Not sure if this is the best comm for this post, but it really hit home with me, and is getting some good discussion in my circles.

  • InternetLefty [he/him]
    ·
    3 years ago

    How poor can you be working in tech? You ostensibly have a college degree and make a decent salary. Maybe at a start up you don't have great benefits or a high salary, but in the bay area you have to be making at least $80k, right?

    Not trying to justify the mistreatment of workers. Tech the world over, especially tech startups, is a petit boug stomping ground. The difference between people who went to state schools on scholarship and people who went to Stanford, Harvard, Yale, etc is more than just a piece of paper. The tech area is a confluence of boug cultural identity and proletarian cultural identity. At least in the first world.

      • InternetLefty [he/him]
        ·
        3 years ago

        That's definitely true. I just have a hard time empathizing with bay area tech folks. I understand that they're essentially tech slaves. A lot of them are my former classmates. But they do it out of their own false petit boug consciousness, not because it's necessary for them to survive. And yeah, they're slumming it now, but it's because they think that they'll be the new money bourgeoise.

        I think the writer of this article is probably excluded from this category of people. This is just me ranting about my hatred for the petit boug tech industry and all the lolbertarian and painfully liberal landlord shitheads I have to work with.

      • garbage [none/use name,he/him]
        ·
        3 years ago

        oaklands pretty cheap, 80k will get you pretty far there. it sounds like a lot of her coworkers were just from rich families and making more money than her

    • CoconutOctopus [it/its]
      hexagon
      ·
      3 years ago

      According to her bio, she was a high-school drop-out, but graduated from UC Berkeley. She notes that one of the differences between her and her cow-orkers is that she was paying off college loans, and they weren't. But I think the overall discussion of differences is about growing up poor, not about staying poor while working in tech.

    • PorkrollPosadist [he/him, they/them]
      ·
      3 years ago

      There are a lot of well endowed kids who go through private university and land high paying jobs in tech, but a college degree isn't the only path to working in the industry. Often times a portfolio of open source work will also open the door. Things are a bit more wacky in the start-up scene though.

——

**Tasks for this exercise**
1) For each statement about the thread, say yes or no and quote the words that decide it. (a) One commenter says Oakland is pretty cheap. (b) The writer graduated from Stanford. (c) A commenter says a portfolio of open source work can get someone into tech.
2) Rewrite the stretch of the thread from "According to her" through "working in tech.", substituting "student loans" for "college loans".
The items have nothing to do with this work.

——

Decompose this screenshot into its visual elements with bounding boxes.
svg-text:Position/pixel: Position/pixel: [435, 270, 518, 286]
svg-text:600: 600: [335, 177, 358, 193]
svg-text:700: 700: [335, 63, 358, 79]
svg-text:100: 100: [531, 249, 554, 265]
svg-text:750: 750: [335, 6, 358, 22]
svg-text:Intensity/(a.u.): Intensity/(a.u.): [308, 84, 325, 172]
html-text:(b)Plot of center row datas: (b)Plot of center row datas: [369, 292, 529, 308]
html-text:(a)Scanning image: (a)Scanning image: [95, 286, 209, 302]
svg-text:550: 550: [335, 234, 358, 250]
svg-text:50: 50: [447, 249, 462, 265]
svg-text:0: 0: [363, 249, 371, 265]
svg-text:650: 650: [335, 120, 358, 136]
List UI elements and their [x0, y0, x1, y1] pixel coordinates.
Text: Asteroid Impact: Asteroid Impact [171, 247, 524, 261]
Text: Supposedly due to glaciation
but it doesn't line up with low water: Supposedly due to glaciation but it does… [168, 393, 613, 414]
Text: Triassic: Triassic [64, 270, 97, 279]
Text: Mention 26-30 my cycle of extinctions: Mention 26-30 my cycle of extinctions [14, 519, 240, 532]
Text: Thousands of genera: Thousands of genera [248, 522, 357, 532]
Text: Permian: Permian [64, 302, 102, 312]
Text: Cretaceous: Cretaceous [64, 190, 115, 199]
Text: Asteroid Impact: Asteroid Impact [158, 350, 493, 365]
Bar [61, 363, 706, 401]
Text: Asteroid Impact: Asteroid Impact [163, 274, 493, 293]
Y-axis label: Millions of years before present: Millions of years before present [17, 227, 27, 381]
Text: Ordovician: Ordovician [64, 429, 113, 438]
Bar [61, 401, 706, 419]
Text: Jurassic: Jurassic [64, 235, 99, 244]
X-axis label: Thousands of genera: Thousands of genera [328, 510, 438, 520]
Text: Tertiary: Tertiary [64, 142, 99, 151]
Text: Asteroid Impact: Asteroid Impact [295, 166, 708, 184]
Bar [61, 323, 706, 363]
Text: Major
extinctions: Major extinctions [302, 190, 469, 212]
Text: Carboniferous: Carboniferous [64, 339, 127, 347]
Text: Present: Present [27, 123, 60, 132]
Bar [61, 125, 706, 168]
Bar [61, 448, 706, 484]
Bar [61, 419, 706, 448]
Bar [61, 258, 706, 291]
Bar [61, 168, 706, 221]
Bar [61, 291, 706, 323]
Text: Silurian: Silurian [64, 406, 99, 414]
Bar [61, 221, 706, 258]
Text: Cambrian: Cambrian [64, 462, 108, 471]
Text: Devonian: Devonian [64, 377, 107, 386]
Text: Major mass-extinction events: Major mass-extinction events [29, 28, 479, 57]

——

**Outputs for the tasks**
1)
(a) Yes: "oaklands pretty cheap, 80k will get you pretty far there"
(b) No: "she was a high-school drop-out, but graduated from UC Berkeley"
(c) Yes: "Often times a portfolio of open source work will also open the door."

2)
According to her bio, she was a high-school drop-out, but graduated from UC Berkeley. She notes that one of the differences between her and her cow-orkers is that she was paying off student loans, and they weren't. But I think the overall discussion of differences is about growing up poor, not about staying poor while working in tech.